Using the material that follows, identify and copy each line with the string "name".

* Begin *

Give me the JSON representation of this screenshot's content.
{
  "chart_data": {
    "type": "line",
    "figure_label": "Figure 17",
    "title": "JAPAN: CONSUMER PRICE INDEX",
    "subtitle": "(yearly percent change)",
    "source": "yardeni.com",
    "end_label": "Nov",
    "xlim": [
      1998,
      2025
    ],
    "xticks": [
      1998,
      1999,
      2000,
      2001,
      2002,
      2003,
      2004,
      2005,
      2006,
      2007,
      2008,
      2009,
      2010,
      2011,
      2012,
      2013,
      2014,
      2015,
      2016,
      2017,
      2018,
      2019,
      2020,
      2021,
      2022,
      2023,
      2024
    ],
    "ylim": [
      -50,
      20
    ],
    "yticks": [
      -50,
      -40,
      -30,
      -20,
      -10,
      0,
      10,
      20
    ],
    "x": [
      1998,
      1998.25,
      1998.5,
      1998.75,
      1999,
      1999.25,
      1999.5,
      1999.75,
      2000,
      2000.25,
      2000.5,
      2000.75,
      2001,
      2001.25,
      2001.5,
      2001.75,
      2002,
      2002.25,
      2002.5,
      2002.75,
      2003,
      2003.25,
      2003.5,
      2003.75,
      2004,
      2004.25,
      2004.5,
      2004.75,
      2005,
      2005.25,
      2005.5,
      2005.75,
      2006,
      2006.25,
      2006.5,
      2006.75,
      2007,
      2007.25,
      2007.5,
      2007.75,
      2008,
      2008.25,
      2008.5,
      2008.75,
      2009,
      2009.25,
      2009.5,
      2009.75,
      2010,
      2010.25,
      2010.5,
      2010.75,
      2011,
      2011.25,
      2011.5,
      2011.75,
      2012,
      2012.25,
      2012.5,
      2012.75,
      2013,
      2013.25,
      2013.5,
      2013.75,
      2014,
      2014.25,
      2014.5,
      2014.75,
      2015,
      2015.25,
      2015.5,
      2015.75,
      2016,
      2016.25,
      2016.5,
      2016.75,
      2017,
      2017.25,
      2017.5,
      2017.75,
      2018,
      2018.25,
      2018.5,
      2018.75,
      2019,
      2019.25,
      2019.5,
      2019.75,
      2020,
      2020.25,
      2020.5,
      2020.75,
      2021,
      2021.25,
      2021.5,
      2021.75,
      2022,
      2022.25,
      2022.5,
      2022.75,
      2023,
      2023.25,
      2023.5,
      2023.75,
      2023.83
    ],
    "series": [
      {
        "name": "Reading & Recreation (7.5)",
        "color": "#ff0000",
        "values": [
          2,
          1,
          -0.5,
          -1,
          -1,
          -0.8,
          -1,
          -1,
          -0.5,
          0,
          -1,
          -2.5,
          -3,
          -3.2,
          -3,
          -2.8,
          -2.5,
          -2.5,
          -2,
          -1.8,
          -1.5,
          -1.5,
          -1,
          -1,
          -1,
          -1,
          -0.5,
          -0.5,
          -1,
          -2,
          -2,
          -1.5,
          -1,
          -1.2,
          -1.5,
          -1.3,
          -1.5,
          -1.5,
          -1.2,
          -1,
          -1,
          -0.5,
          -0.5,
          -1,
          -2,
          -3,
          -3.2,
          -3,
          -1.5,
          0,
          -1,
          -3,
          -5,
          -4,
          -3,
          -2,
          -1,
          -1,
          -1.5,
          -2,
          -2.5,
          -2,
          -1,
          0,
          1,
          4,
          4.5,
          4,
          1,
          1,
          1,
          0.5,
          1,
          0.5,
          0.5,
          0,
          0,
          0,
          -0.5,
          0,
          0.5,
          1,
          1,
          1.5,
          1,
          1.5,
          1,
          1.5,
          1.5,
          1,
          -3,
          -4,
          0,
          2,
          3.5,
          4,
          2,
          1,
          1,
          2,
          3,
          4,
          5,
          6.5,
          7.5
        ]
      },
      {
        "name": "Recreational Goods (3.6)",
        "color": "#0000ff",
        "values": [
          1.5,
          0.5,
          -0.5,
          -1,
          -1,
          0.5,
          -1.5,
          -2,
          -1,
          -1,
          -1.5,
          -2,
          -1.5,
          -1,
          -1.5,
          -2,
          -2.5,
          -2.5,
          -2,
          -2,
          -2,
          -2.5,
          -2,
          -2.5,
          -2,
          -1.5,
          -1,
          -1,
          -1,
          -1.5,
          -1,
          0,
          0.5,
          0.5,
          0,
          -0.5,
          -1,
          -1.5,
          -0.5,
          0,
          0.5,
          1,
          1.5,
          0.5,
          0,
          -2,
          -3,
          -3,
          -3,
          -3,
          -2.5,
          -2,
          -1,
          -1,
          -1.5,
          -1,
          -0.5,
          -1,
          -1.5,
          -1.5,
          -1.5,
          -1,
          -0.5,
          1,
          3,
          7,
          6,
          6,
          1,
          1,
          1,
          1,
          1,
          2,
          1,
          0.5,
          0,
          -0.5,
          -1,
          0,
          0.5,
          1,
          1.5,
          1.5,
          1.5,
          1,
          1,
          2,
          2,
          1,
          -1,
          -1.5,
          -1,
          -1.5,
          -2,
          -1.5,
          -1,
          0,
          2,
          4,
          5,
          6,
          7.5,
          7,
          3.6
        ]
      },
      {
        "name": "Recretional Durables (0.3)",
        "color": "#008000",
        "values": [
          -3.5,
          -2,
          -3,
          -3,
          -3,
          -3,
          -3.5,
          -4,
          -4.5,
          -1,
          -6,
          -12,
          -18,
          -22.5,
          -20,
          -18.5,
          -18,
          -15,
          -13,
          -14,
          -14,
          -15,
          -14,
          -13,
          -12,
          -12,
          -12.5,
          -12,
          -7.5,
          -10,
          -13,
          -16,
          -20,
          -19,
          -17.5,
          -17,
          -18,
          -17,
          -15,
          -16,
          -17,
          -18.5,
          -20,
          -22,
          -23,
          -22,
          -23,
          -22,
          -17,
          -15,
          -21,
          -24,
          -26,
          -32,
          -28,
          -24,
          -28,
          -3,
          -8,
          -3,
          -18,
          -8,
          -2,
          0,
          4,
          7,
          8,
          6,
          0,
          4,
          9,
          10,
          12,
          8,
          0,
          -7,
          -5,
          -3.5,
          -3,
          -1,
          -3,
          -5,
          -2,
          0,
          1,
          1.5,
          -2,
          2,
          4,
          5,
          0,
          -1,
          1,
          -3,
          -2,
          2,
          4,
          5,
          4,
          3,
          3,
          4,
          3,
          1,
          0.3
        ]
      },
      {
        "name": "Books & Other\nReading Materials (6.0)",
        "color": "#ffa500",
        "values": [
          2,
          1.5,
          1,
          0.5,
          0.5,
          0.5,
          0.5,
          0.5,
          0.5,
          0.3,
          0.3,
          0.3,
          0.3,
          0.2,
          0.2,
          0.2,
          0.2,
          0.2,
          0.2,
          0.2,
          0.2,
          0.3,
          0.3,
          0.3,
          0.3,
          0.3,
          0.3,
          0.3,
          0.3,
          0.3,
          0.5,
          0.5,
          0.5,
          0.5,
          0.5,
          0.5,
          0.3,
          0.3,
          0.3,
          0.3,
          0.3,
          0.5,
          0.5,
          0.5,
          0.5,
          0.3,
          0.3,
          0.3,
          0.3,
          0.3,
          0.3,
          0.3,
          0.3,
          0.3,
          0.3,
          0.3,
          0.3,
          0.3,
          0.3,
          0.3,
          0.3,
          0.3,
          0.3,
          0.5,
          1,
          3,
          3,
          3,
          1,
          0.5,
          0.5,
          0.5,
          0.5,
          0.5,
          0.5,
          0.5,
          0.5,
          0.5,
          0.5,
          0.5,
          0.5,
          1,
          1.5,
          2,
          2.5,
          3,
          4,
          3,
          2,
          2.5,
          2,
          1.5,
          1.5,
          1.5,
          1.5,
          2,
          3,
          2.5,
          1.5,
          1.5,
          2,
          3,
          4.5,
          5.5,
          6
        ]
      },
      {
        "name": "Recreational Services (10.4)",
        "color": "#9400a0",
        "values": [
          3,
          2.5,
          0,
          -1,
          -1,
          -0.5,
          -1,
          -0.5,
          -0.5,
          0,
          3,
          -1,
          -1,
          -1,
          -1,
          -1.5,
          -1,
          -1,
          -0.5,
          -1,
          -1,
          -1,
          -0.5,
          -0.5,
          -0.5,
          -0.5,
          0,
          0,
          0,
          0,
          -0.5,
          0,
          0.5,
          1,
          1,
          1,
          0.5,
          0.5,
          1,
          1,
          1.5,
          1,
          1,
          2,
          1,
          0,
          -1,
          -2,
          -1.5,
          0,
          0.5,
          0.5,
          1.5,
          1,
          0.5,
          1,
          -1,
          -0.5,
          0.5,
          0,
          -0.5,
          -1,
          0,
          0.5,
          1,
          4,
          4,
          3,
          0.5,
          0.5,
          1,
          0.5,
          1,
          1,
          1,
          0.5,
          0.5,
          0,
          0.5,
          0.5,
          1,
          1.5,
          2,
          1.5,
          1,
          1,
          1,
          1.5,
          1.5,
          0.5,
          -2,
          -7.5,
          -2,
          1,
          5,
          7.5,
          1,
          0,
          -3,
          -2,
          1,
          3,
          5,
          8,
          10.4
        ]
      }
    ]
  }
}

* End *

Problem solution
        "name": "Reading & Recreation (7.5)",
        "name": "Recreational Goods (3.6)",
        "name": "Recretional Durables (0.3)",
        "name": "Books & Other\nReading Materials (6.0)",
        "name": "Recreational Services (10.4)",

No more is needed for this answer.